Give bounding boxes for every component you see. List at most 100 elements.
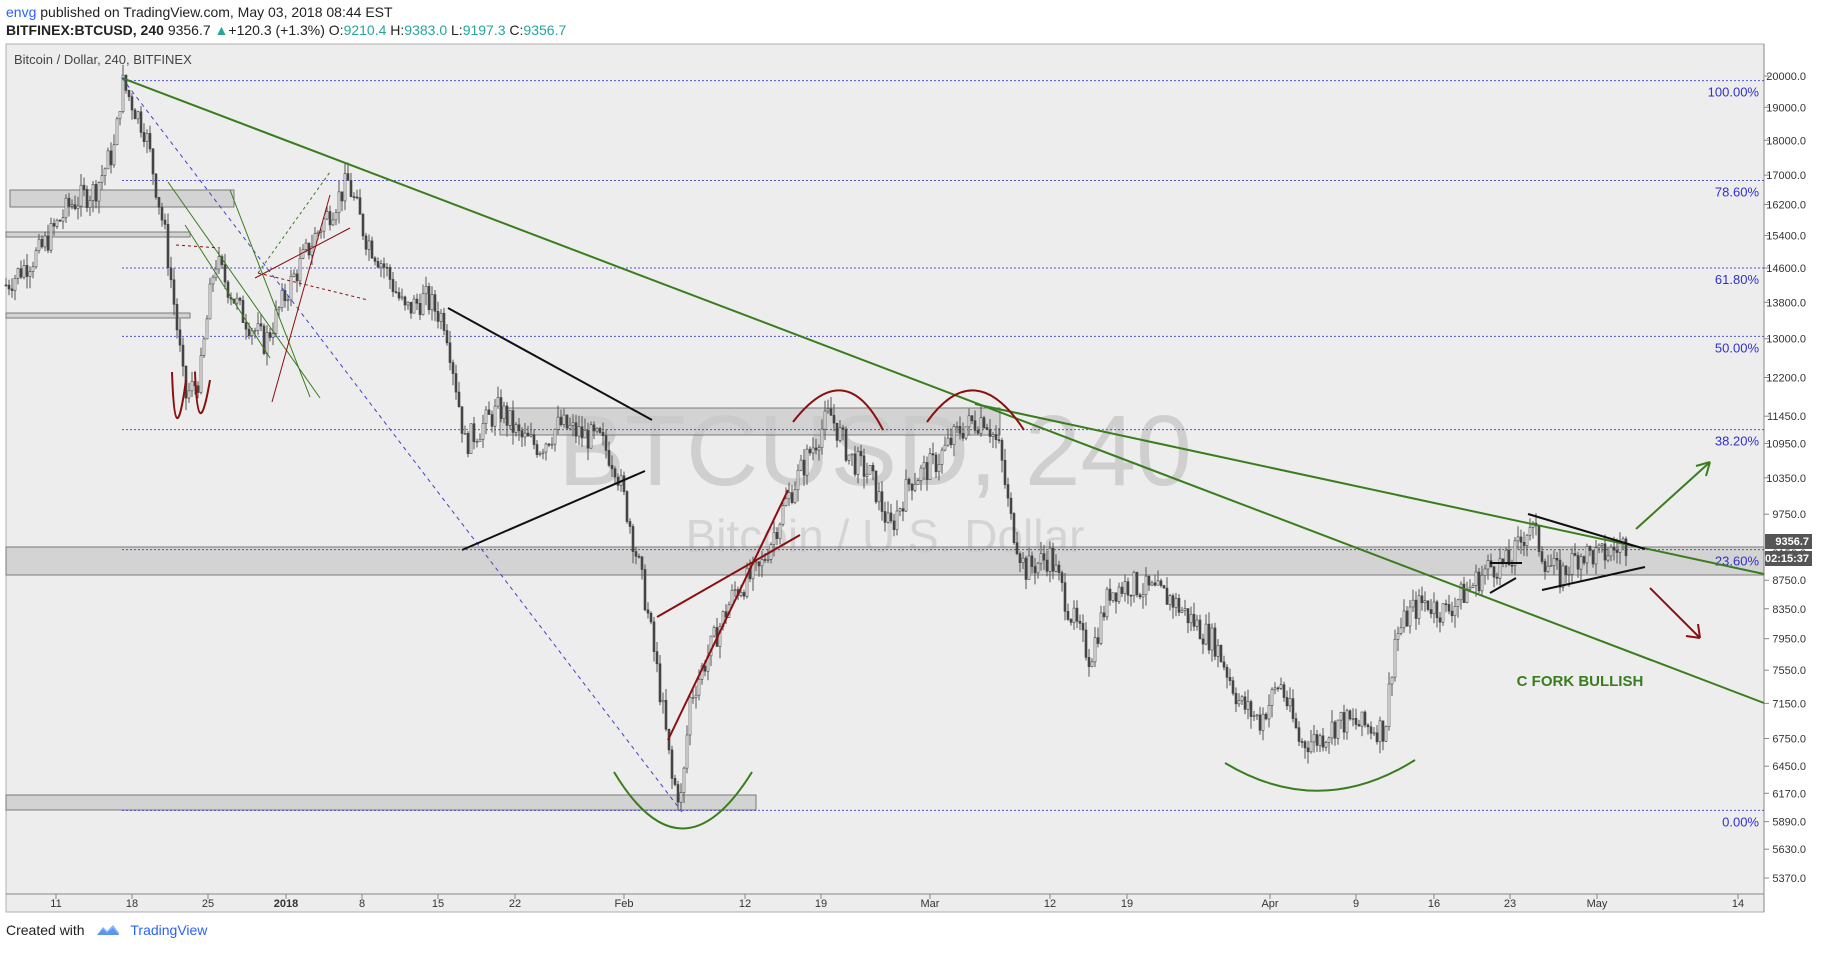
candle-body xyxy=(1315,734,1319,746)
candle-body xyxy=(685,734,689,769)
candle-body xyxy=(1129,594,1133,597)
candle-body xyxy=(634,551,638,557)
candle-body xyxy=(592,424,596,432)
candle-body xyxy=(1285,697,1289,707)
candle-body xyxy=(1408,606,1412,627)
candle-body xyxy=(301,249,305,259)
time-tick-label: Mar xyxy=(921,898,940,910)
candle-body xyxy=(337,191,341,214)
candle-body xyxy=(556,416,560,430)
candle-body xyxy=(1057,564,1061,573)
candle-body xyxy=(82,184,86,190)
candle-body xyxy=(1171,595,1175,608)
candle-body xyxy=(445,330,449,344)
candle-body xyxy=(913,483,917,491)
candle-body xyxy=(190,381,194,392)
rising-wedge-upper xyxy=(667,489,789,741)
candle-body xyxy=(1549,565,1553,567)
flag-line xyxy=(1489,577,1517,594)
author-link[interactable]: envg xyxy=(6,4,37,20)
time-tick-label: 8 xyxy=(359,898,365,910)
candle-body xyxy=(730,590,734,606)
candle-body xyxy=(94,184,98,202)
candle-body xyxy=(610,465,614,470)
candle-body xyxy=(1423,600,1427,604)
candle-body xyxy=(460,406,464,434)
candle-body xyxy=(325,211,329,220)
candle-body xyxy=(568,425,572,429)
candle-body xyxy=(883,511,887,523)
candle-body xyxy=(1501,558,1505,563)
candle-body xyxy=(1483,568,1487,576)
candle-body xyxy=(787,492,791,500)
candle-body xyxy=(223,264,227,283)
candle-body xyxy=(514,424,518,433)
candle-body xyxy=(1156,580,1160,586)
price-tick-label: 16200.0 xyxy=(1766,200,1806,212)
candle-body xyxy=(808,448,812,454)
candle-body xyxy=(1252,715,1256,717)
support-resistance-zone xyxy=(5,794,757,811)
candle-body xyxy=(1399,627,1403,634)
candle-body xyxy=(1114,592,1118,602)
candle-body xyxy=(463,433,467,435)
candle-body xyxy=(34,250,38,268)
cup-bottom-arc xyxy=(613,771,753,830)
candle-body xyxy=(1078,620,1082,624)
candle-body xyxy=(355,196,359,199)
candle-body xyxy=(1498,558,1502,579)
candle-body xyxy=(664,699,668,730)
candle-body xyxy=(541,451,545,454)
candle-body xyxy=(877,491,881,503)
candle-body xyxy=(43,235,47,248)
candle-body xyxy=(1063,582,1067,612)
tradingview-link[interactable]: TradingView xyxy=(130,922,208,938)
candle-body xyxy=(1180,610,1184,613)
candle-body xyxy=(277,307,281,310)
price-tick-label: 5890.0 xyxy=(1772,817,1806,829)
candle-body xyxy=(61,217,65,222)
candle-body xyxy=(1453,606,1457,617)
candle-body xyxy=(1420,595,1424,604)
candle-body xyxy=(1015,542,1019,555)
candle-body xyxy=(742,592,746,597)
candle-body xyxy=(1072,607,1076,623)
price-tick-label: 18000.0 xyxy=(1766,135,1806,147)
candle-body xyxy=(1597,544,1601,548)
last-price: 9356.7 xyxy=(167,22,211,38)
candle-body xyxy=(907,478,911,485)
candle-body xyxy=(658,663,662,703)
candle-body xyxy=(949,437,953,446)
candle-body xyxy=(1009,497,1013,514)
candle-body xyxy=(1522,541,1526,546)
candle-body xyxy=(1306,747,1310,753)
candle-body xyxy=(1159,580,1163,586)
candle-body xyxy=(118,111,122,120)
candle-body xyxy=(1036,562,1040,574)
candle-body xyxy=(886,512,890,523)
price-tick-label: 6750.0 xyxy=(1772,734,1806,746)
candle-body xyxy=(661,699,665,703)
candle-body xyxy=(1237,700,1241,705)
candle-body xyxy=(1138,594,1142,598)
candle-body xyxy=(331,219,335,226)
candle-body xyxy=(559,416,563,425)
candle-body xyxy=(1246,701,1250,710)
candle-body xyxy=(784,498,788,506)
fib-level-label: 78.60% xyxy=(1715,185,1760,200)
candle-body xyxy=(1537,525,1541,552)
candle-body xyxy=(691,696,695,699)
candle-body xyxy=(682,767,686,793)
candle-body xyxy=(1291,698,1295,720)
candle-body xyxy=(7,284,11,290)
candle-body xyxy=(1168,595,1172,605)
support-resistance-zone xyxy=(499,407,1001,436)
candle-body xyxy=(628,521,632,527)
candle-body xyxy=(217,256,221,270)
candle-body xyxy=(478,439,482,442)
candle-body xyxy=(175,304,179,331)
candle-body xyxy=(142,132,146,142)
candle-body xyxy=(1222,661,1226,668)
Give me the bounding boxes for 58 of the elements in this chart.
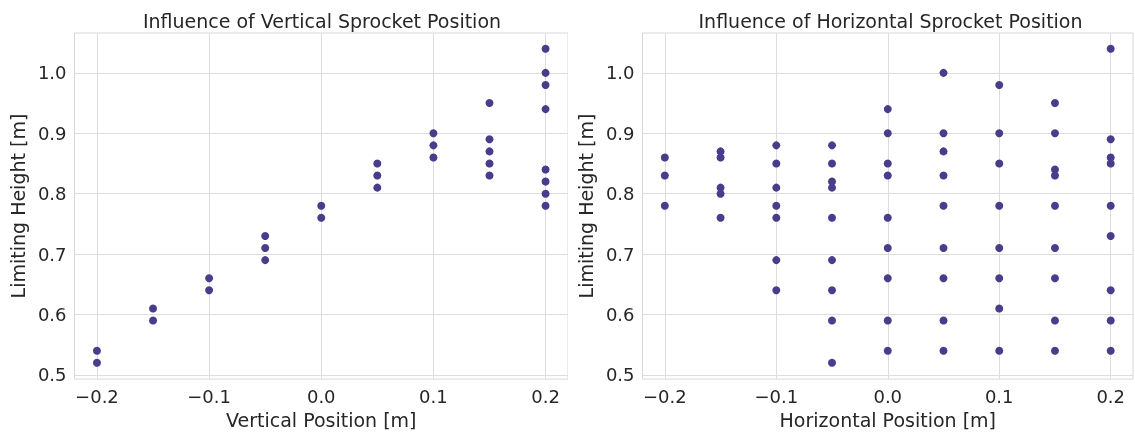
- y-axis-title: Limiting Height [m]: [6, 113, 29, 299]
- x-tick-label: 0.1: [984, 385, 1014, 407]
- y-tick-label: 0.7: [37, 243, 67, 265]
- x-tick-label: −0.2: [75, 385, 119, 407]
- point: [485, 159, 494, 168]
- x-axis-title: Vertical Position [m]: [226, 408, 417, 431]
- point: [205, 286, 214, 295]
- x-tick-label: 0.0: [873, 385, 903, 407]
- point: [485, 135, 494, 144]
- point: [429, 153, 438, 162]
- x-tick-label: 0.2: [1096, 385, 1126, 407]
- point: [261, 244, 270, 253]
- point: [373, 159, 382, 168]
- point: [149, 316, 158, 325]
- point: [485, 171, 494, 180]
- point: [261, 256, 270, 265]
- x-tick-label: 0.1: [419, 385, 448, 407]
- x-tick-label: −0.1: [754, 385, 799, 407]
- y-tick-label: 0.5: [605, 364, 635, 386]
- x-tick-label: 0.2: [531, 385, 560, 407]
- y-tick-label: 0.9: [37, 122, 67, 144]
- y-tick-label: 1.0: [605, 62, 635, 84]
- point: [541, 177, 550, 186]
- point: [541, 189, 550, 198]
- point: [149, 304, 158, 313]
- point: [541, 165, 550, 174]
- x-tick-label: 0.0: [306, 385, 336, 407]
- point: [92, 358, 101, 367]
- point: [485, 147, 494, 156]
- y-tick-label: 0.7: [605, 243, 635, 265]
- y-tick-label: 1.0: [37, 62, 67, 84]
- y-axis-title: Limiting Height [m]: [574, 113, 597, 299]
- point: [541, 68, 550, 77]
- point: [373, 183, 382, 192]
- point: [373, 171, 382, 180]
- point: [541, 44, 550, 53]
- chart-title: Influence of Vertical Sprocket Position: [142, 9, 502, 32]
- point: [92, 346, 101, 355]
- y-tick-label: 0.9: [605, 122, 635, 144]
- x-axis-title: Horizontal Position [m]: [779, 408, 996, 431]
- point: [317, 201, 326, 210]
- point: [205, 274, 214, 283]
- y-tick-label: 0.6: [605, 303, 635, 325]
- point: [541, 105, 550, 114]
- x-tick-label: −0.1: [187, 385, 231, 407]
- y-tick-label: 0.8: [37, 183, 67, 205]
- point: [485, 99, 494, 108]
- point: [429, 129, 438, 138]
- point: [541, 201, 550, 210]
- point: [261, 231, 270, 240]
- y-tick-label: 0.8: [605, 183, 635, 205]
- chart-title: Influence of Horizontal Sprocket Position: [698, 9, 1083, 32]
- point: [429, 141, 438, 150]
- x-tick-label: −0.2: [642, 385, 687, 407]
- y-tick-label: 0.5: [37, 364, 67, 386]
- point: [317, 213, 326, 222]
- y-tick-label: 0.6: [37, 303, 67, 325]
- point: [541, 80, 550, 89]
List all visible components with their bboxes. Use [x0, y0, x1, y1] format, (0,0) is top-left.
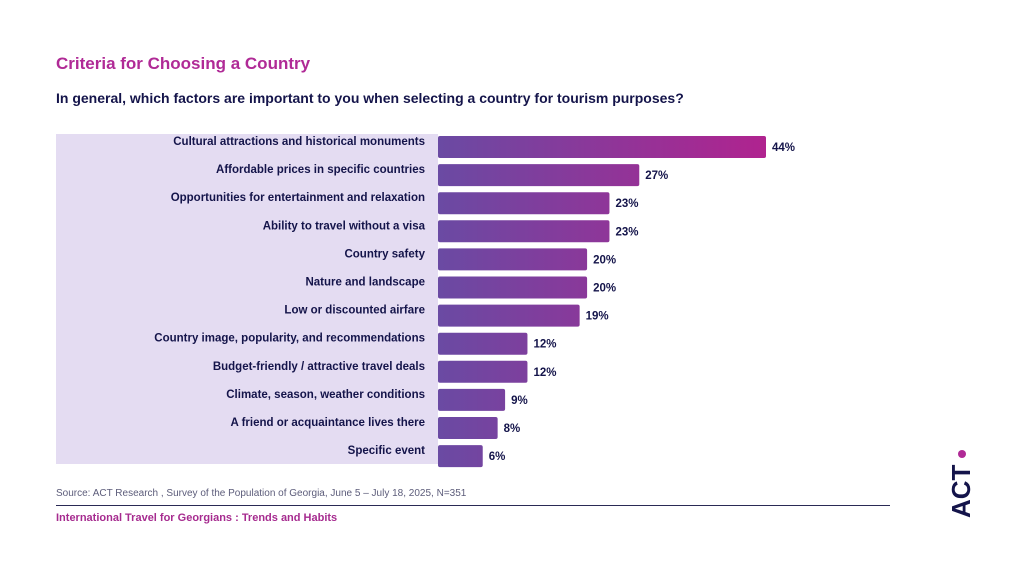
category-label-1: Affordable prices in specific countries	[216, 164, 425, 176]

════

__Exercise directions__. Reproduce all of the lines above without changing anything, and omit the pictures from your reply.

__The output__.
Give bounding boxes for every component you see. List at most 100 elements.
candle-body xyxy=(1315,734,1319,746)
candle-body xyxy=(685,734,689,769)
candle-body xyxy=(1129,594,1133,597)
candle-body xyxy=(634,551,638,557)
candle-body xyxy=(592,424,596,432)
candle-body xyxy=(1285,697,1289,707)
candle-body xyxy=(1408,606,1412,627)
candle-body xyxy=(301,249,305,259)
time-tick-label: Mar xyxy=(921,898,940,910)
candle-body xyxy=(337,191,341,214)
candle-body xyxy=(556,416,560,430)
candle-body xyxy=(1057,564,1061,573)
candle-body xyxy=(82,184,86,190)
candle-body xyxy=(1171,595,1175,608)
candle-body xyxy=(445,330,449,344)
candle-body xyxy=(913,483,917,491)
candle-body xyxy=(190,381,194,392)
rising-wedge-upper xyxy=(667,489,789,741)
candle-body xyxy=(1549,565,1553,567)
flag-line xyxy=(1489,577,1517,594)
author-link[interactable]: envg xyxy=(6,4,37,20)
time-tick-label: 8 xyxy=(359,898,365,910)
candle-body xyxy=(730,590,734,606)
candle-body xyxy=(94,184,98,202)
candle-body xyxy=(610,465,614,470)
candle-body xyxy=(1423,600,1427,604)
candle-body xyxy=(460,406,464,434)
candle-body xyxy=(325,211,329,220)
candle-body xyxy=(568,425,572,429)
candle-body xyxy=(883,511,887,523)
candle-body xyxy=(1501,558,1505,563)
candle-body xyxy=(1483,568,1487,576)
candle-body xyxy=(787,492,791,500)
candle-body xyxy=(223,264,227,283)
candle-body xyxy=(514,424,518,433)
candle-body xyxy=(1156,580,1160,586)
price-tick-label: 16200.0 xyxy=(1766,200,1806,212)
candle-body xyxy=(808,448,812,454)
candle-body xyxy=(1252,715,1256,717)
support-resistance-zone xyxy=(5,794,757,811)
candle-body xyxy=(1399,627,1403,634)
candle-body xyxy=(1114,592,1118,602)
candle-body xyxy=(463,433,467,435)
candle-body xyxy=(34,250,38,268)
cup-bottom-arc xyxy=(613,771,753,830)
candle-body xyxy=(1078,620,1082,624)
candle-body xyxy=(355,196,359,199)
candle-body xyxy=(1498,558,1502,579)
candle-body xyxy=(664,699,668,730)
candle-body xyxy=(541,451,545,454)
candle-body xyxy=(877,491,881,503)
candle-body xyxy=(43,235,47,248)
candle-body xyxy=(1063,582,1067,612)
tradingview-link[interactable]: TradingView xyxy=(130,922,208,938)
candle-body xyxy=(1180,610,1184,613)
candle-body xyxy=(277,307,281,310)
price-tick-label: 5890.0 xyxy=(1772,817,1806,829)
candle-body xyxy=(61,217,65,222)
candle-body xyxy=(1453,606,1457,617)
candle-body xyxy=(1420,595,1424,604)
candle-body xyxy=(1015,542,1019,555)
candle-body xyxy=(742,592,746,597)
candle-body xyxy=(1072,607,1076,623)
price-tick-label: 18000.0 xyxy=(1766,135,1806,147)
candle-body xyxy=(1597,544,1601,548)
last-price: 9356.7 xyxy=(167,22,211,38)
candle-body xyxy=(907,478,911,485)
candle-body xyxy=(658,663,662,703)
candle-body xyxy=(949,437,953,446)
candle-body xyxy=(1009,497,1013,514)
candle-body xyxy=(1522,541,1526,546)
candle-body xyxy=(1306,747,1310,753)
candle-body xyxy=(1159,580,1163,586)
candle-body xyxy=(118,111,122,120)
candle-body xyxy=(1036,562,1040,574)
candle-body xyxy=(886,512,890,523)
price-tick-label: 6750.0 xyxy=(1772,734,1806,746)
candle-body xyxy=(661,699,665,703)
candle-body xyxy=(1237,700,1241,705)
candle-body xyxy=(1138,594,1142,598)
candle-body xyxy=(331,219,335,226)
candle-body xyxy=(559,416,563,425)
candle-body xyxy=(1246,701,1250,710)
candle-body xyxy=(784,498,788,506)
fib-level-label: 78.60% xyxy=(1715,185,1760,200)
candle-body xyxy=(1537,525,1541,552)
candle-body xyxy=(691,696,695,699)
candle-body xyxy=(682,767,686,793)
candle-body xyxy=(1291,698,1295,720)
candle-body xyxy=(7,284,11,290)
candle-body xyxy=(1168,595,1172,605)
support-resistance-zone xyxy=(499,407,1001,436)
candle-body xyxy=(628,521,632,527)
candle-body xyxy=(217,256,221,270)
candle-body xyxy=(478,439,482,442)
candle-body xyxy=(175,304,179,331)
candle-body xyxy=(142,132,146,142)
candle-body xyxy=(1222,661,1226,668)
Give me the bounding boxes for 58 of the elements in this chart.
- y-axis-title: Limiting Height [m]: [6, 113, 29, 299]
- x-tick-label: 0.1: [984, 385, 1014, 407]
- y-tick-label: 0.7: [37, 243, 67, 265]
- x-tick-label: −0.2: [75, 385, 119, 407]
- point: [485, 159, 494, 168]
- x-axis-title: Vertical Position [m]: [226, 408, 417, 431]
- point: [205, 286, 214, 295]
- x-tick-label: 0.0: [873, 385, 903, 407]
- point: [485, 135, 494, 144]
- point: [429, 153, 438, 162]
- x-tick-label: 0.2: [1096, 385, 1126, 407]
- point: [261, 244, 270, 253]
- point: [373, 159, 382, 168]
- point: [149, 316, 158, 325]
- point: [485, 171, 494, 180]
- point: [261, 256, 270, 265]
- x-tick-label: 0.1: [419, 385, 448, 407]
- x-tick-label: −0.1: [754, 385, 799, 407]
- y-tick-label: 0.5: [605, 364, 635, 386]
- x-tick-label: 0.2: [531, 385, 560, 407]
- y-tick-label: 0.9: [37, 122, 67, 144]
- y-tick-label: 1.0: [605, 62, 635, 84]
- point: [541, 177, 550, 186]
- point: [541, 189, 550, 198]
- point: [149, 304, 158, 313]
- point: [541, 165, 550, 174]
- x-tick-label: 0.0: [306, 385, 336, 407]
- point: [92, 358, 101, 367]
- point: [485, 147, 494, 156]
- y-tick-label: 0.7: [605, 243, 635, 265]
- y-tick-label: 1.0: [37, 62, 67, 84]
- y-axis-title: Limiting Height [m]: [574, 113, 597, 299]
- point: [541, 68, 550, 77]
- point: [373, 183, 382, 192]
- point: [373, 171, 382, 180]
- point: [541, 44, 550, 53]
- chart-title: Influence of Vertical Sprocket Position: [142, 9, 502, 32]
- point: [92, 346, 101, 355]
- y-tick-label: 0.9: [605, 122, 635, 144]
- x-axis-title: Horizontal Position [m]: [779, 408, 996, 431]
- point: [317, 201, 326, 210]
- point: [205, 274, 214, 283]
- y-tick-label: 0.6: [605, 303, 635, 325]
- point: [541, 105, 550, 114]
- x-tick-label: −0.1: [187, 385, 231, 407]
- y-tick-label: 0.8: [37, 183, 67, 205]
- point: [485, 99, 494, 108]
- point: [429, 129, 438, 138]
- point: [541, 201, 550, 210]
- point: [261, 231, 270, 240]
- y-tick-label: 0.8: [605, 183, 635, 205]
- chart-title: Influence of Horizontal Sprocket Position: [698, 9, 1083, 32]
- point: [429, 141, 438, 150]
- x-tick-label: −0.2: [642, 385, 687, 407]
- y-tick-label: 0.5: [37, 364, 67, 386]
- point: [317, 213, 326, 222]
- y-tick-label: 0.6: [37, 303, 67, 325]
- point: [541, 80, 550, 89]
List all visible components with their bboxes. Use [x0, y0, x1, y1] format, (0,0) is top-left.
category-label-1: Affordable prices in specific countries	[216, 164, 425, 176]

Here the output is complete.